━━━━━ TEXTO PROPORCIONADO

La noción de control flexiblese opone a la tesis de la mayoría de los filósofos modernos, para quienes —según los diversos tipos de dualismo—, razón y afectividad tienen un origen radicalmente diverso, y también a la de los psicólogos conductistas, para quienes no hay distinción entre razón y afectividad, pues el hombre es sólo materia. Si para los seguidores del dualismo cartesiano el único control posible es de tipo rígido, para los conductistas no debe hablarse de control de la razón, sino sólo del uso, más o menos consciente, de modelos de comportamiento cuyo objetivo es la satisfacción de las necesidades biológicas del organismo.
El control flexible por parte de la razón se realiza a través del juicio racional. Para entender con profundidad el sentido de esta afirmación, es preciso darse cuenta de que la posibilidad de ejercer dicho control depende de la unidad de la persona. En efecto, razón y afectividad no tienen un origen opuesto ni diverso, como si nacieran de dos sujetos distintos, pues surgen de una sola persona: una sola e idéntica persona es quien siente determinadas inclinaciones, reflexiona sobre ellas, las valora y actúa en consecuencia. Que la persona y, por consiguiente, la personalidad sea una no significa que sea simple, pues, además de estar formada por diversos niveles, en ella existen inclinaciones que en sí no son racionales e, incluso, las hay contrarias al juicio de la razón. El problema consiste en saber cómo la razón puede influir en los niveles que en origen no son racionales.

━━━━━━━━━━
━━━━━ SECCIÓN DE DATOS

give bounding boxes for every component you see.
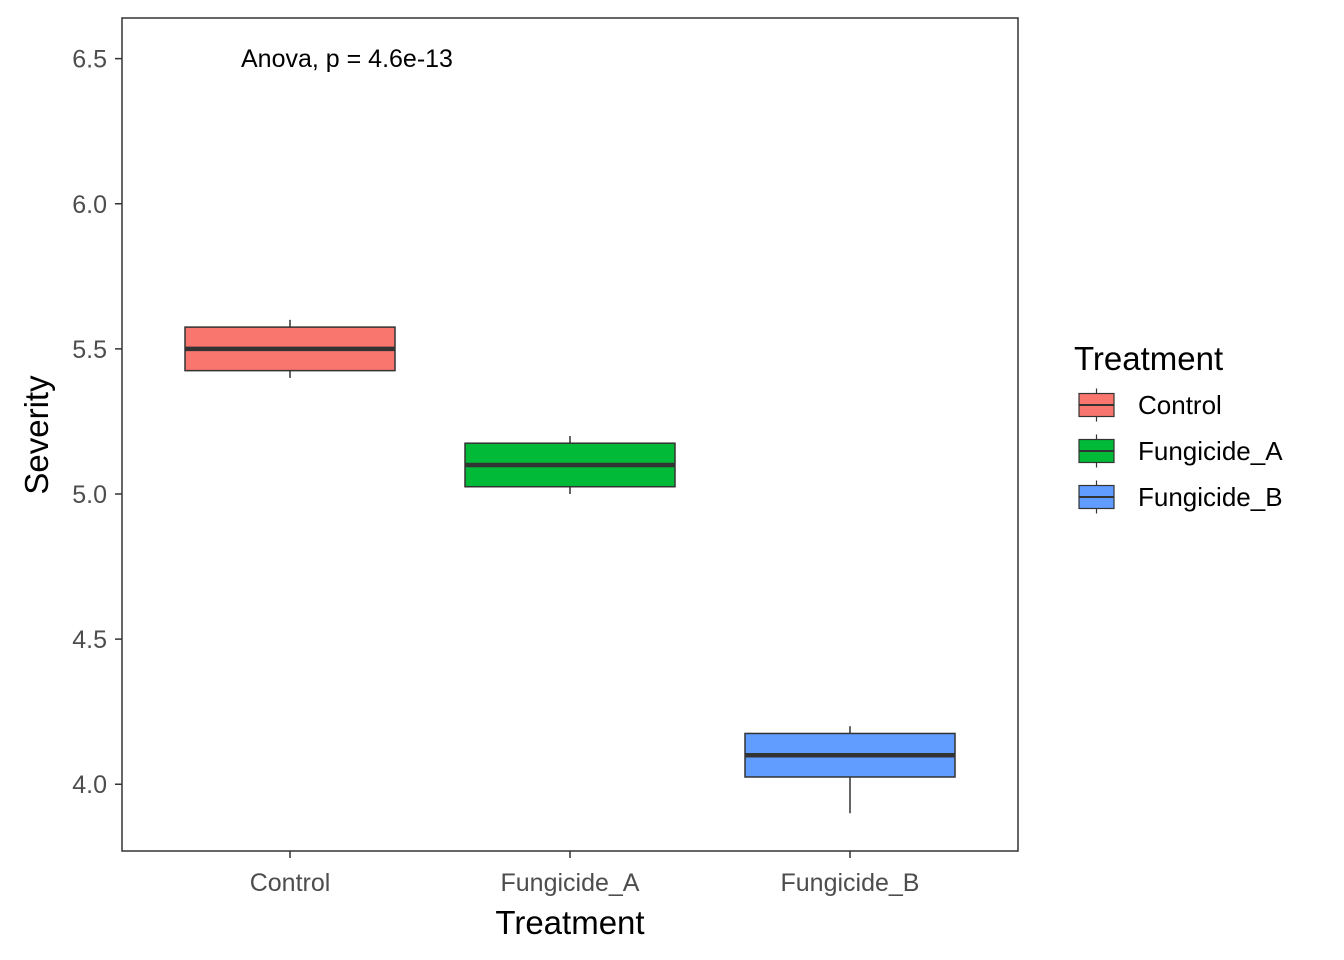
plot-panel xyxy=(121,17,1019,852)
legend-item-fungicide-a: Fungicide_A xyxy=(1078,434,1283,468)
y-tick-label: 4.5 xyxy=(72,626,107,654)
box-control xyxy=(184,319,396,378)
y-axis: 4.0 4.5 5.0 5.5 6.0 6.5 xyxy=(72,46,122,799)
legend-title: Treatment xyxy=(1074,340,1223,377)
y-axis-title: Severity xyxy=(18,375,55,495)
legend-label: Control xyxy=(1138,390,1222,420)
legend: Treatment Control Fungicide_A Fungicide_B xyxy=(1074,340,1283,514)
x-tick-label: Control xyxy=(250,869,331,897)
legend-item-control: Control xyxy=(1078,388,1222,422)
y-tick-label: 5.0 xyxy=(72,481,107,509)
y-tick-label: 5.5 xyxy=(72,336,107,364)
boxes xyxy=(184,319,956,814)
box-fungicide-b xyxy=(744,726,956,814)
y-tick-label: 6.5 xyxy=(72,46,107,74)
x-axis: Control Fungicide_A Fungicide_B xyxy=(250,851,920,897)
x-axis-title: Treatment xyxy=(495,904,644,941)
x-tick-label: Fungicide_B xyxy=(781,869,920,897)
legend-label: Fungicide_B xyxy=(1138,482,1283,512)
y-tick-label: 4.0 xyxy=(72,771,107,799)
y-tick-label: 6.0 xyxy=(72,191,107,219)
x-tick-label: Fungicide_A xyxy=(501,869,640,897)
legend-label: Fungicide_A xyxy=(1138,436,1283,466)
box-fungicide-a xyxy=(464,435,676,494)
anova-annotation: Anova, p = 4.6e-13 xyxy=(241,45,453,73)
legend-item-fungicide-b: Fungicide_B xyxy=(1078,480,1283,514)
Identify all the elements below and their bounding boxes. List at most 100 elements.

━━━━━━━━━━

■ QUÉ HACER ■
a - Enumera las acciones que, según el texto sobre la razón y la afectividad, realiza una sola e idéntica persona.
b - Según el texto sobre la razón y la afectividad, ¿a través de qué se realiza el control flexible por parte de la razón?
c - Transcribe del texto sobre la razón y la afectividad el fragmento que empieza en "El control flexible" y termina en "no son racionales.".

■ SOLUCIONES ■
a -
- Siente determinadas inclinaciones.
- Reflexiona sobre ellas.
- Las valora.
- Actúa en consecuencia.

b - A través del juicio racional.

c -
El control flexible por parte de la razón se realiza a través del juicio racional. Para entender con profundidad el sentido de esta afirmación, es preciso darse cuenta de que la posibilidad de ejercer dicho control depende de la unidad de la persona. En efecto, razón y afectividad no tienen un origen opuesto ni diverso, como si nacieran de dos sujetos distintos, pues surgen de una sola persona: una sola e idéntica persona es quien siente determinadas inclinaciones, reflexiona sobre ellas, las valora y actúa en consecuencia. Que la persona y, por consiguiente, la personalidad sea una no significa que sea simple, pues, además de estar formada por diversos niveles, en ella existen inclinaciones que en sí no son racionales e, incluso, las hay contrarias al juicio de la razón. El problema consiste en saber cómo la razón puede influir en los niveles que en origen no son racionales.